• [DATA EXCERPTS]
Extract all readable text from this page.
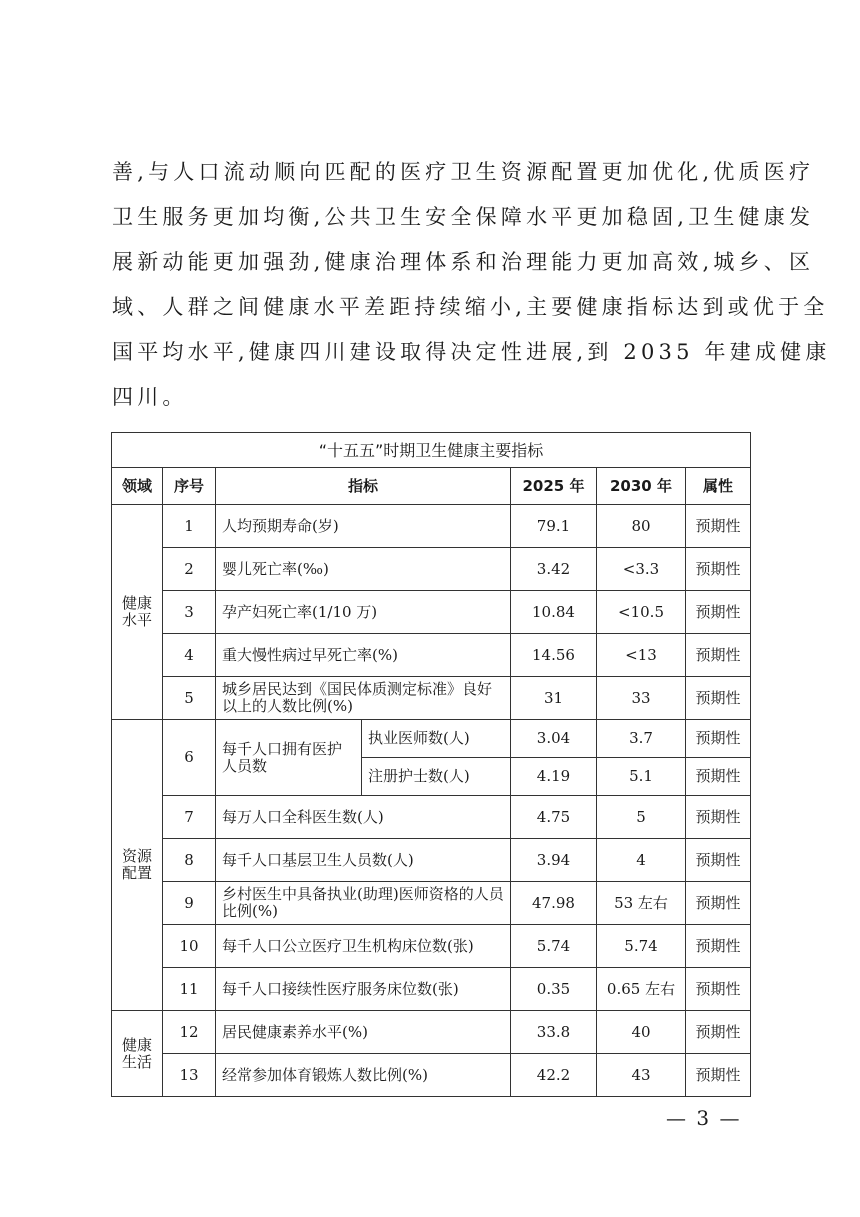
善,与人口流动顺向匹配的医疗卫生资源配置更加优化,优质医疗
卫生服务更加均衡,公共卫生安全保障水平更加稳固,卫生健康发
展新动能更加强劲,健康治理体系和治理能力更加高效,城乡、区
域、人群之间健康水平差距持续缩小,主要健康指标达到或优于全
国平均水平,健康四川建设取得决定性进展,到 2035 年建成健康
四川。
“十五五”时期卫生健康主要指标						
领域	序号	指标		2025 年	2030 年	属性
健康水平	1	人均预期寿命(岁)		79.1	80	预期性
	2	婴儿死亡率(‰)		3.42	<3.3	预期性
	3	孕产妇死亡率(1/10 万)		10.84	<10.5	预期性
	4	重大慢性病过早死亡率(%)		14.56	<13	预期性
	5	城乡居民达到《国民体质测定标准》良好以上的人数比例(%)		31	33	预期性
资源配置	6	每千人口拥有医护人员数	执业医师数(人)	3.04	3.7	预期性
			注册护士数(人)	4.19	5.1	预期性
	7	每万人口全科医生数(人)		4.75	5	预期性
	8	每千人口基层卫生人员数(人)		3.94	4	预期性
	9	乡村医生中具备执业(助理)医师资格的人员比例(%)		47.98	53 左右	预期性
	10	每千人口公立医疗卫生机构床位数(张)		5.74	5.74	预期性
	11	每千人口接续性医疗服务床位数(张)		0.35	0.65 左右	预期性
健康生活	12	居民健康素养水平(%)		33.8	40	预期性
	13	经常参加体育锻炼人数比例(%)		42.2	43	预期性
— 3 —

• [YOUR GOAL] Above are records to transcribe exactly; leave their pictures out.

• [SOLUTION FOR THIS EXERCISE]
Extract all readable text from this page.
善,与人口流动顺向匹配的医疗卫生资源配置更加优化,优质医疗
卫生服务更加均衡,公共卫生安全保障水平更加稳固,卫生健康发
展新动能更加强劲,健康治理体系和治理能力更加高效,城乡、区
域、人群之间健康水平差距持续缩小,主要健康指标达到或优于全
国平均水平,健康四川建设取得决定性进展,到 2035 年建成健康
四川。
“十五五”时期卫生健康主要指标						
领域	序号	指标		2025 年	2030 年	属性
健康水平	1	人均预期寿命(岁)		79.1	80	预期性
	2	婴儿死亡率(‰)		3.42	<3.3	预期性
	3	孕产妇死亡率(1/10 万)		10.84	<10.5	预期性
	4	重大慢性病过早死亡率(%)		14.56	<13	预期性
	5	城乡居民达到《国民体质测定标准》良好以上的人数比例(%)		31	33	预期性
资源配置	6	每千人口拥有医护人员数	执业医师数(人)	3.04	3.7	预期性
			注册护士数(人)	4.19	5.1	预期性
	7	每万人口全科医生数(人)		4.75	5	预期性
	8	每千人口基层卫生人员数(人)		3.94	4	预期性
	9	乡村医生中具备执业(助理)医师资格的人员比例(%)		47.98	53 左右	预期性
	10	每千人口公立医疗卫生机构床位数(张)		5.74	5.74	预期性
	11	每千人口接续性医疗服务床位数(张)		0.35	0.65 左右	预期性
健康生活	12	居民健康素养水平(%)		33.8	40	预期性
	13	经常参加体育锻炼人数比例(%)		42.2	43	预期性
— 3 —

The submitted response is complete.